--- Begin ---

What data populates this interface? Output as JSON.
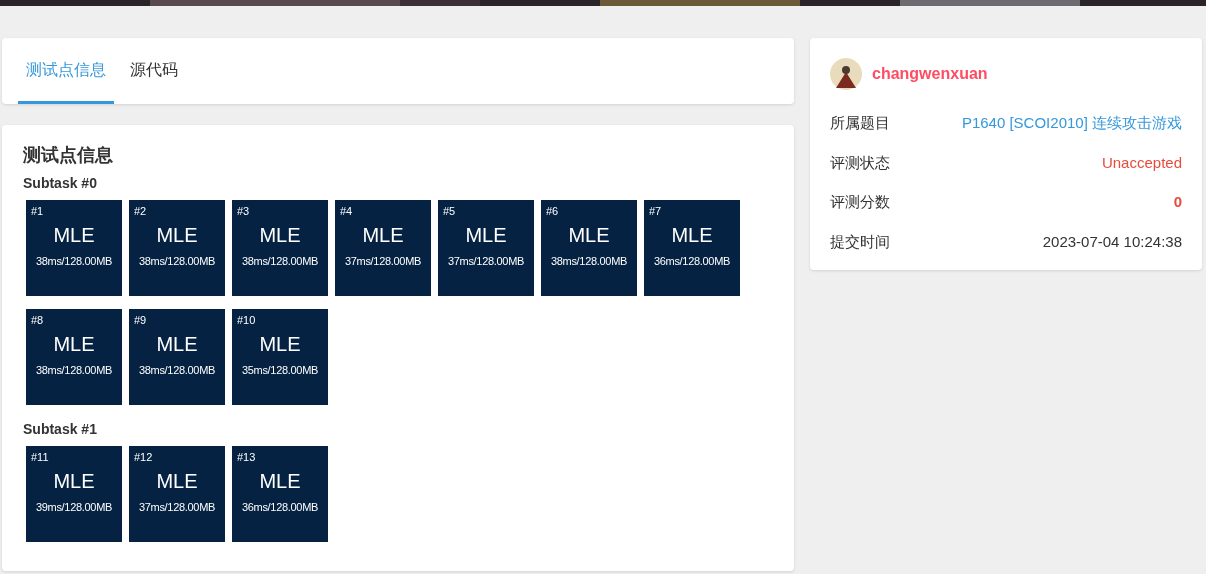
{
  "tabs": [
    {
      "label": "测试点信息",
      "selected": true
    },
    {
      "label": "源代码",
      "selected": false
    }
  ],
  "testcases": {
    "title": "测试点信息",
    "subtasks": [
      {
        "label": "Subtask #0",
        "cases": [
          {
            "id": "#1",
            "status": "MLE",
            "usage": "38ms/128.00MB"
          },
          {
            "id": "#2",
            "status": "MLE",
            "usage": "38ms/128.00MB"
          },
          {
            "id": "#3",
            "status": "MLE",
            "usage": "38ms/128.00MB"
          },
          {
            "id": "#4",
            "status": "MLE",
            "usage": "37ms/128.00MB"
          },
          {
            "id": "#5",
            "status": "MLE",
            "usage": "37ms/128.00MB"
          },
          {
            "id": "#6",
            "status": "MLE",
            "usage": "38ms/128.00MB"
          },
          {
            "id": "#7",
            "status": "MLE",
            "usage": "36ms/128.00MB"
          },
          {
            "id": "#8",
            "status": "MLE",
            "usage": "38ms/128.00MB"
          },
          {
            "id": "#9",
            "status": "MLE",
            "usage": "38ms/128.00MB"
          },
          {
            "id": "#10",
            "status": "MLE",
            "usage": "35ms/128.00MB"
          }
        ]
      },
      {
        "label": "Subtask #1",
        "cases": [
          {
            "id": "#11",
            "status": "MLE",
            "usage": "39ms/128.00MB"
          },
          {
            "id": "#12",
            "status": "MLE",
            "usage": "37ms/128.00MB"
          },
          {
            "id": "#13",
            "status": "MLE",
            "usage": "36ms/128.00MB"
          }
        ]
      }
    ]
  },
  "submission": {
    "user": "changwenxuan",
    "fields": [
      {
        "label": "所属题目",
        "value": "P1640 [SCOI2010] 连续攻击游戏",
        "kind": "link"
      },
      {
        "label": "评测状态",
        "value": "Unaccepted",
        "kind": "status"
      },
      {
        "label": "评测分数",
        "value": "0",
        "kind": "score"
      },
      {
        "label": "提交时间",
        "value": "2023-07-04 10:24:38",
        "kind": "plain"
      }
    ]
  }
}
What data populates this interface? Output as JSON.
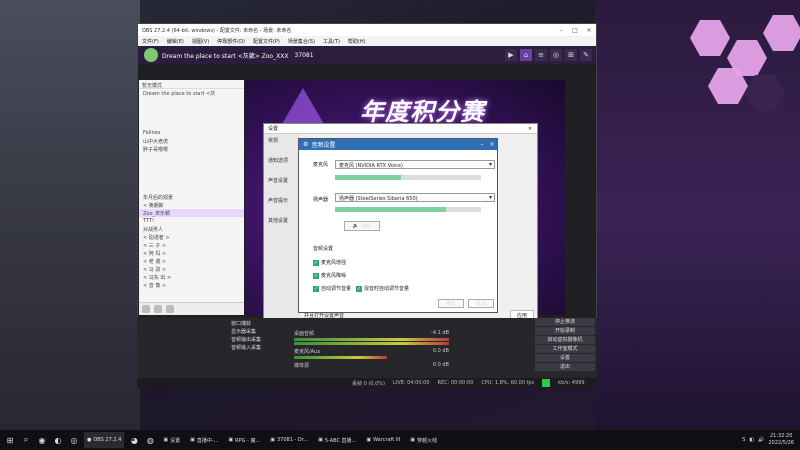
{
  "obs": {
    "title": "OBS 27.2.4 (64-bit, windows) - 配置文件: 未命名 - 场景: 未命名",
    "menu": [
      "文件(F)",
      "编辑(E)",
      "视图(V)",
      "停靠部件(D)",
      "配置文件(P)",
      "场景集合(S)",
      "工具(T)",
      "帮助(H)"
    ],
    "stream_title": "Dream the place to start <灰葳> Zoo_XXX",
    "stream_viewers": "37081",
    "banner_text": "年度积分赛"
  },
  "chat": {
    "header": "暂无模式",
    "lines": [
      "Dream the place to start <灰",
      "",
      "",
      "",
      "",
      "Felines",
      "山中大老虎",
      "胖子哥嘤嘤",
      "",
      "",
      "",
      "",
      "",
      "年月后的观景",
      "< 奥朗斯",
      "Zoo_宋乐颖",
      "TTT!",
      "对战男人",
      "< 珀诺者 >",
      "< 三 子 >",
      "< 阿 玛 >",
      "< 老 谢 >",
      "< 马 驭 >",
      "< 马东 出 >",
      "< 音 像 >"
    ]
  },
  "settings": {
    "title": "设置",
    "sections": [
      "常规",
      "通知选项",
      "声音设置",
      "声音提示",
      "其他设置"
    ],
    "apply": "应用",
    "footer": "并且打开设置声音"
  },
  "audio_dialog": {
    "title": "音频设置",
    "mic_label": "麦克风",
    "mic_device": "麦克风 (NVIDIA RTX Voice)",
    "mic_level": 0.45,
    "speaker_label": "扬声器",
    "speaker_device": "扬声器 (SteelSeries Siberia 650)",
    "speaker_level": 0.76,
    "test_button": "试听",
    "section_label": "音频设置",
    "options": [
      "麦克风增强",
      "麦克风降噪",
      "自动调节音量",
      "混音时自动调节音量"
    ],
    "ok": "确定",
    "cancel": "取消"
  },
  "docks": {
    "scenes": [
      "窗口捕获",
      "显示器采集",
      "音频输出采集",
      "音频输入采集"
    ],
    "mixer": [
      {
        "name": "桌面音频",
        "db": "-4.1 dB"
      },
      {
        "name": "麦克风/Aux",
        "db": "0.0 dB"
      },
      {
        "name": "媒体源",
        "db": "0.0 dB"
      }
    ],
    "controls": [
      "停止推流",
      "开始录制",
      "启动虚拟摄像机",
      "工作室模式",
      "设置",
      "退出"
    ]
  },
  "status": {
    "dropped": "丢帧 0 (0.0%)",
    "live": "LIVE: 04:00:00",
    "rec": "REC: 00:00:00",
    "cpu": "CPU: 1.8%, 60.00 fps",
    "kbps": "kb/s: 4999"
  },
  "taskbar": {
    "items": [
      "OBS 27.2.4",
      "设置",
      "直播中-...",
      "RPG - 魔...",
      "37081 - Dr...",
      "5-ABC 直播...",
      "Warcraft III",
      "穿越火线"
    ],
    "time": "21:32:20",
    "date": "2022/5/26"
  },
  "colors": {
    "accent": "#2e6fb6",
    "level": "#7fd0a0",
    "rec": "#2ecc40",
    "preview": "#7a2da8"
  }
}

--- End ---

» What the exercise asks
Pictures in the records above should not be copied. Repeat everything else exactly.

» Finished task
What data populates this interface? Output as JSON.
{
  "tabs": [
    {
      "label": "测试点信息",
      "selected": true
    },
    {
      "label": "源代码",
      "selected": false
    }
  ],
  "testcases": {
    "title": "测试点信息",
    "subtasks": [
      {
        "label": "Subtask #0",
        "cases": [
          {
            "id": "#1",
            "status": "MLE",
            "usage": "38ms/128.00MB"
          },
          {
            "id": "#2",
            "status": "MLE",
            "usage": "38ms/128.00MB"
          },
          {
            "id": "#3",
            "status": "MLE",
            "usage": "38ms/128.00MB"
          },
          {
            "id": "#4",
            "status": "MLE",
            "usage": "37ms/128.00MB"
          },
          {
            "id": "#5",
            "status": "MLE",
            "usage": "37ms/128.00MB"
          },
          {
            "id": "#6",
            "status": "MLE",
            "usage": "38ms/128.00MB"
          },
          {
            "id": "#7",
            "status": "MLE",
            "usage": "36ms/128.00MB"
          },
          {
            "id": "#8",
            "status": "MLE",
            "usage": "38ms/128.00MB"
          },
          {
            "id": "#9",
            "status": "MLE",
            "usage": "38ms/128.00MB"
          },
          {
            "id": "#10",
            "status": "MLE",
            "usage": "35ms/128.00MB"
          }
        ]
      },
      {
        "label": "Subtask #1",
        "cases": [
          {
            "id": "#11",
            "status": "MLE",
            "usage": "39ms/128.00MB"
          },
          {
            "id": "#12",
            "status": "MLE",
            "usage": "37ms/128.00MB"
          },
          {
            "id": "#13",
            "status": "MLE",
            "usage": "36ms/128.00MB"
          }
        ]
      }
    ]
  },
  "submission": {
    "user": "changwenxuan",
    "fields": [
      {
        "label": "所属题目",
        "value": "P1640 [SCOI2010] 连续攻击游戏",
        "kind": "link"
      },
      {
        "label": "评测状态",
        "value": "Unaccepted",
        "kind": "status"
      },
      {
        "label": "评测分数",
        "value": "0",
        "kind": "score"
      },
      {
        "label": "提交时间",
        "value": "2023-07-04 10:24:38",
        "kind": "plain"
      }
    ]
  }
}
What data populates this interface? Output as JSON.
{
  "obs": {
    "title": "OBS 27.2.4 (64-bit, windows) - 配置文件: 未命名 - 场景: 未命名",
    "menu": [
      "文件(F)",
      "编辑(E)",
      "视图(V)",
      "停靠部件(D)",
      "配置文件(P)",
      "场景集合(S)",
      "工具(T)",
      "帮助(H)"
    ],
    "stream_title": "Dream the place to start <灰葳> Zoo_XXX",
    "stream_viewers": "37081",
    "banner_text": "年度积分赛"
  },
  "chat": {
    "header": "暂无模式",
    "lines": [
      "Dream the place to start <灰",
      "",
      "",
      "",
      "",
      "Felines",
      "山中大老虎",
      "胖子哥嘤嘤",
      "",
      "",
      "",
      "",
      "",
      "年月后的观景",
      "< 奥朗斯",
      "Zoo_宋乐颖",
      "TTT!",
      "对战男人",
      "< 珀诺者 >",
      "< 三 子 >",
      "< 阿 玛 >",
      "< 老 谢 >",
      "< 马 驭 >",
      "< 马东 出 >",
      "< 音 像 >"
    ]
  },
  "settings": {
    "title": "设置",
    "sections": [
      "常规",
      "通知选项",
      "声音设置",
      "声音提示",
      "其他设置"
    ],
    "apply": "应用",
    "footer": "并且打开设置声音"
  },
  "audio_dialog": {
    "title": "音频设置",
    "mic_label": "麦克风",
    "mic_device": "麦克风 (NVIDIA RTX Voice)",
    "mic_level": 0.45,
    "speaker_label": "扬声器",
    "speaker_device": "扬声器 (SteelSeries Siberia 650)",
    "speaker_level": 0.76,
    "test_button": "试听",
    "section_label": "音频设置",
    "options": [
      "麦克风增强",
      "麦克风降噪",
      "自动调节音量",
      "混音时自动调节音量"
    ],
    "ok": "确定",
    "cancel": "取消"
  },
  "docks": {
    "scenes": [
      "窗口捕获",
      "显示器采集",
      "音频输出采集",
      "音频输入采集"
    ],
    "mixer": [
      {
        "name": "桌面音频",
        "db": "-4.1 dB"
      },
      {
        "name": "麦克风/Aux",
        "db": "0.0 dB"
      },
      {
        "name": "媒体源",
        "db": "0.0 dB"
      }
    ],
    "controls": [
      "停止推流",
      "开始录制",
      "启动虚拟摄像机",
      "工作室模式",
      "设置",
      "退出"
    ]
  },
  "status": {
    "dropped": "丢帧 0 (0.0%)",
    "live": "LIVE: 04:00:00",
    "rec": "REC: 00:00:00",
    "cpu": "CPU: 1.8%, 60.00 fps",
    "kbps": "kb/s: 4999"
  },
  "taskbar": {
    "items": [
      "OBS 27.2.4",
      "设置",
      "直播中-...",
      "RPG - 魔...",
      "37081 - Dr...",
      "5-ABC 直播...",
      "Warcraft III",
      "穿越火线"
    ],
    "time": "21:32:20",
    "date": "2022/5/26"
  },
  "colors": {
    "accent": "#2e6fb6",
    "level": "#7fd0a0",
    "rec": "#2ecc40",
    "preview": "#7a2da8"
  }
}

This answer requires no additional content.